Langsung ke konten utama

[OPINI] Menonton Single Part 2

Waah.. lama sekali aku tidak menulis. Satu bulan lebih hehe.. padahal banyak waktu. Saaangat banyak. Materi juga terus menumpuk, tapi enggan sekali bekerja di rumah. Dasar aku. Baiklah.. hari ini (17/6) aku menghabiskan sebagian waktu di Tunjungan Plaza. Sendiri. Banyak sekali agenda: nonton, makan, belanja, jalan-jalan, dan tidak ketinggalan: nongkrong! (Ini part yang paling ditungggu 😊) Btw, konten ini bisa jadi mengandung spoiler, karena akan menjabarkan secara detail (sesuai kebutuhan). Jika belum nonton dan enggan mendapat spoiler, bisa dilewati saja, hehe..

— Materi yang Disediakan —
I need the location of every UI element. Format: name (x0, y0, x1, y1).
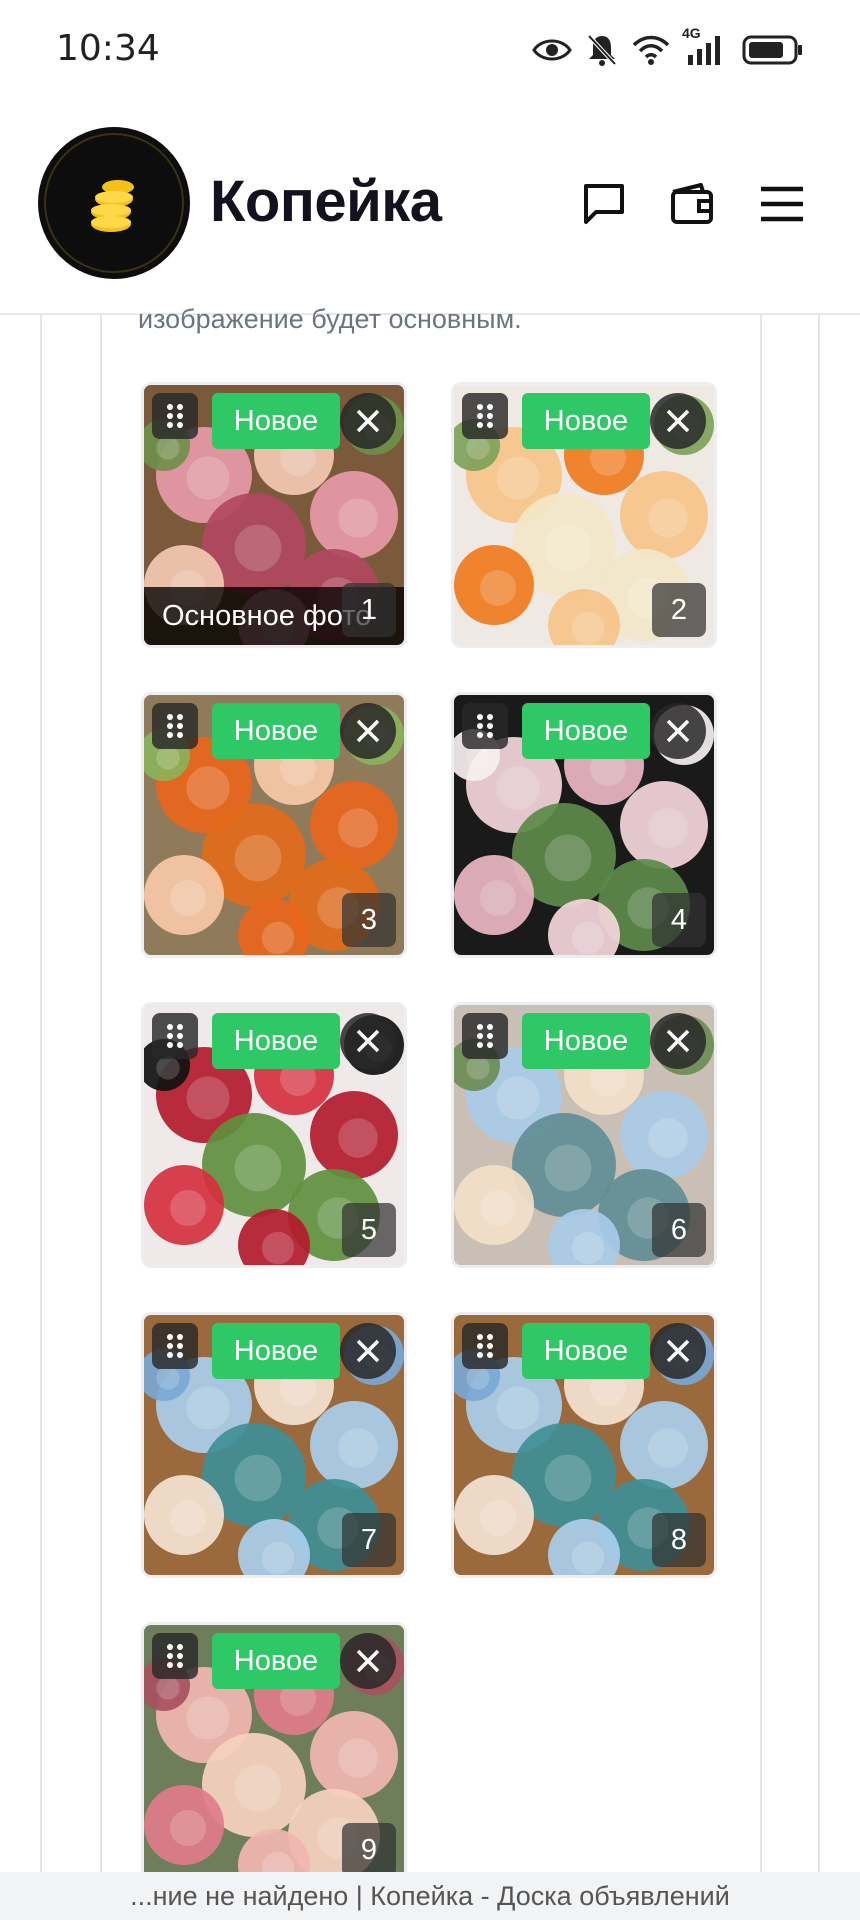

— Deskripsi Soal —
Terjemahkan kalimat "Materi juga terus menumpuk, tapi enggan sekali bekerja di rumah." dari teks yang disediakan ke dalam bahasa Inggris.

— Jawaban yang Diharapkan —
The material also keeps piling up, but I am very reluctant to work at home.